Yengesiyle aşk yaşayan adamın karısı canına kıydı
Şanlıurfa'da bir aile trajedisi yaşandı. Kanserden ölen kardeşinin eşiyle yasak aşk yaşamaya başlayan bir adam, olayı farkeden karısana psikolojik baskı uygulamaya başladı. Dayanamayan kadın intihar etti.
Yengesiyle yasak aşk yaşayan adamın karısı canına kıydı! Oğlu her şeyi bir bir anlattı
Şanlıurfa'da kanserden ölen kardeşinin eşiyle yasak aşk yaşamaya başlayan şahıs, olayı öğrenen karısını tehdit ederek intihar etmesine neden oldu. Canına kıyan kadının oğlu, tüm yaşananları sosyal medyadan, "Bana karşı gelirsen çocuklarına bir şey olur, kardeşlerine bela olurum demişti. Annem korkuyordu" ifadeleriyle anlattı.
Şanlıurfa'da imamlık yapan sendikacı Mehmet Emin K., kanserden ölen kardeşinin eşiyle bir ay sonra yasak aşk yaşamaya başladı. Eşi ve çocukları durumu öğrenince imam, karısını "Bana karşı gelirsen çocuklarına bir şey olur, kardeşlerine bela olurum demişti" diyerek tehdit etti. Eşinin tehditlere dayanamayan karısı intihar etti. Oğlu ise sosyal medya hesabından her şeyi bir bir anlattı.
Annesinin "çocuklarına bir şey olur, kardeşlerine bela olurum" diyerek tehdit edildiğini belirten genç, "Annem korkup bir şey söylemişti" ifadelerini kullandı.

Veri Satırları:
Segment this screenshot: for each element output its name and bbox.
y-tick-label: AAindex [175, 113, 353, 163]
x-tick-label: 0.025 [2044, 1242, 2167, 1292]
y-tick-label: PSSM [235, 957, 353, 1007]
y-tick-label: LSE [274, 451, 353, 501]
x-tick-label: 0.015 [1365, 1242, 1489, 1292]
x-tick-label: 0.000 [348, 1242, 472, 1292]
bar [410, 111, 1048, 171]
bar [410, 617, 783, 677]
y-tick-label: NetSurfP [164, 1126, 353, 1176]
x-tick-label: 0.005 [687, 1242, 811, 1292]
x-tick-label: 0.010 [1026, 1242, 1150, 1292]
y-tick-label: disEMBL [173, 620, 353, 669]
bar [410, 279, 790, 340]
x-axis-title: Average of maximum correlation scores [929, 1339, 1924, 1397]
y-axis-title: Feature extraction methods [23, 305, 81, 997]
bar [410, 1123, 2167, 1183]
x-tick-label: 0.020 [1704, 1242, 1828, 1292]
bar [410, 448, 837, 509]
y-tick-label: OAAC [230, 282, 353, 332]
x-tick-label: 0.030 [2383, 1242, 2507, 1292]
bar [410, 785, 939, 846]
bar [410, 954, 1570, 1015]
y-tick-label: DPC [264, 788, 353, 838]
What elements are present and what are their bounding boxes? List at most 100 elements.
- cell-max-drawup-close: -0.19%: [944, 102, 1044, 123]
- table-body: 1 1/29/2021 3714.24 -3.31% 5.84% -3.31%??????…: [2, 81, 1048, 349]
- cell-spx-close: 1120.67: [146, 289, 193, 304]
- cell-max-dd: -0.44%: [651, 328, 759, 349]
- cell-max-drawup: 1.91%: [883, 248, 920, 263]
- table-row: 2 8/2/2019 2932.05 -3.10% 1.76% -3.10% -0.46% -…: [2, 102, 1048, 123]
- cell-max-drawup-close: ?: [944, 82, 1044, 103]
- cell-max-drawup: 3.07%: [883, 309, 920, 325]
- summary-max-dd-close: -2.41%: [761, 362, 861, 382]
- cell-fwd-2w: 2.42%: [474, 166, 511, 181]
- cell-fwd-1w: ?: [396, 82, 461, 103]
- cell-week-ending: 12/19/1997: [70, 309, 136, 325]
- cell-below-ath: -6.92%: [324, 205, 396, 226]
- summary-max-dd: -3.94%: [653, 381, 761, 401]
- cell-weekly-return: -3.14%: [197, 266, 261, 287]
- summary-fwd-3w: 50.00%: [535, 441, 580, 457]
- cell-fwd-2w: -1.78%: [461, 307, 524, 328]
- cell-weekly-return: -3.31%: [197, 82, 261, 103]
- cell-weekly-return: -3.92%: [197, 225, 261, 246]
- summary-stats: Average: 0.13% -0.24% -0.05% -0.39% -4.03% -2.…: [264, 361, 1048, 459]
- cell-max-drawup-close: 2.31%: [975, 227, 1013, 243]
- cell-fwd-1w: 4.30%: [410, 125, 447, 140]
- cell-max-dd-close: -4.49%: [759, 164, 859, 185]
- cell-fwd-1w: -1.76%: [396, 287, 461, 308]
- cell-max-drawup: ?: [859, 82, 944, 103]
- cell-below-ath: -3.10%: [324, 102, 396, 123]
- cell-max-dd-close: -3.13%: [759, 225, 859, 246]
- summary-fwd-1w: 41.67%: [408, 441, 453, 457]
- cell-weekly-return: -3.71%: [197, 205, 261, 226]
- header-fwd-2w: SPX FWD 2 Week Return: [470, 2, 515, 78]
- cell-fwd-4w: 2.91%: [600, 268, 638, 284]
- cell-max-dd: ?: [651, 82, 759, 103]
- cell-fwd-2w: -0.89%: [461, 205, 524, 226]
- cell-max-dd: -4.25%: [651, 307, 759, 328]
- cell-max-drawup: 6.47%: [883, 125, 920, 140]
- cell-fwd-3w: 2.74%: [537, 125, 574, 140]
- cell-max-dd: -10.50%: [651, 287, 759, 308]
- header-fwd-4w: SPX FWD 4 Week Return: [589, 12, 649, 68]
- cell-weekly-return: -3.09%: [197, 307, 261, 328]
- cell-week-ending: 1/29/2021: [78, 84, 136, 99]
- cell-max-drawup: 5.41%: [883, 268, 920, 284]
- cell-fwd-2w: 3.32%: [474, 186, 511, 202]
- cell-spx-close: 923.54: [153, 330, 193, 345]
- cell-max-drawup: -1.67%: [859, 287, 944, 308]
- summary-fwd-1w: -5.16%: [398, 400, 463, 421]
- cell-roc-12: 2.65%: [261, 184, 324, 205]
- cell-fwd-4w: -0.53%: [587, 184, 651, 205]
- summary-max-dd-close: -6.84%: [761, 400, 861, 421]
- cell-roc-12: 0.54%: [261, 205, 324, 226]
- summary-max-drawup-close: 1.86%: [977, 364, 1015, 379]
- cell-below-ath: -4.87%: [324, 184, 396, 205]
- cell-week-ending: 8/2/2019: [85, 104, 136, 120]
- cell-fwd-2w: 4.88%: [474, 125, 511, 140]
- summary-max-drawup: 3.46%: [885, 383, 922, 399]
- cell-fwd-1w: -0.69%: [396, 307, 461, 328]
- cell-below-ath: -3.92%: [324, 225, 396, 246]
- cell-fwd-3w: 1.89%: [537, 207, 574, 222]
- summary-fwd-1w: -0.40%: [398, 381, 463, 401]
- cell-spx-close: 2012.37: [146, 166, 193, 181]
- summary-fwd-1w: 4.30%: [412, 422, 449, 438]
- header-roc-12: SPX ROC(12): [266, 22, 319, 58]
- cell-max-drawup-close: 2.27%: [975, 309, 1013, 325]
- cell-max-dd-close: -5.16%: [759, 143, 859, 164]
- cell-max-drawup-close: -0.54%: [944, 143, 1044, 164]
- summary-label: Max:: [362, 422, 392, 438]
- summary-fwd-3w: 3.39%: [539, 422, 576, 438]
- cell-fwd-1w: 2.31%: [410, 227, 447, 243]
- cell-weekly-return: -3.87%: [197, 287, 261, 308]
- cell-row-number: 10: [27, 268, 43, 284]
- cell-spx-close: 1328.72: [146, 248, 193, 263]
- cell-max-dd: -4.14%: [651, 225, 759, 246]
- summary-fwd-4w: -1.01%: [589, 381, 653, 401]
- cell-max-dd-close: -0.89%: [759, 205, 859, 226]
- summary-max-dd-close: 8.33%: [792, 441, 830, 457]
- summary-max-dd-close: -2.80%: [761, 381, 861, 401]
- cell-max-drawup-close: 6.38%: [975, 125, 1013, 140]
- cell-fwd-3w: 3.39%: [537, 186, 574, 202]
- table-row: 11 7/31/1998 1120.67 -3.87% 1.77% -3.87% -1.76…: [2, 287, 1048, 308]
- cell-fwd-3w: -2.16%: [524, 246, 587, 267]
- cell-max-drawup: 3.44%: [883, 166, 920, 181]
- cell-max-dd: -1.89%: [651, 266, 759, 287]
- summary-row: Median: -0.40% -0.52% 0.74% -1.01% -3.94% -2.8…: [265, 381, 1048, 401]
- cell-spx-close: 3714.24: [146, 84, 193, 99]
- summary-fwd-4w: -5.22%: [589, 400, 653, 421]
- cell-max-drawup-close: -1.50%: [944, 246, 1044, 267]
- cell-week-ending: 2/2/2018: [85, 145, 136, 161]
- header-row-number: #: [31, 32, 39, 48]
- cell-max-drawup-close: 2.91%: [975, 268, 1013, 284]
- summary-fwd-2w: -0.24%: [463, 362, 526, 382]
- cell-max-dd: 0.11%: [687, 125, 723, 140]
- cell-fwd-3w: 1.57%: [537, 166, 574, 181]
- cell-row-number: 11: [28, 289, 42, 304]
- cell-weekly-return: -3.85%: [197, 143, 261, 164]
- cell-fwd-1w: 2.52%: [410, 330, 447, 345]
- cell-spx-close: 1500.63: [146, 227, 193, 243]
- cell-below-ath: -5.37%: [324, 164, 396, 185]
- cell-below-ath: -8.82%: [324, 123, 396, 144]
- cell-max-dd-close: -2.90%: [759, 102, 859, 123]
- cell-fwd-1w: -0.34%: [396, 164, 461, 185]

Görev:
Okuma metnine göre aşağıdaki soruları yanıtlayınız:
(a) Olay hangi ilde yaşanmıştır?
(b) Adamın kardeşi neden hayatını kaybetmiştir?
(c) Adam hangi görevi yapmaktadır?
Girdilerin okuma metniyle herhangi bir ilgisi bulunmamaktadır.

Tamamlanan Görev:
(a) Olay Şanlıurfa'da yaşanmıştır.
(b) Adamın kardeşi kanserden hayatını kaybetmiştir.
(c) Adam imamlık yapmaktadır ve aynı zamanda sendikacıdır.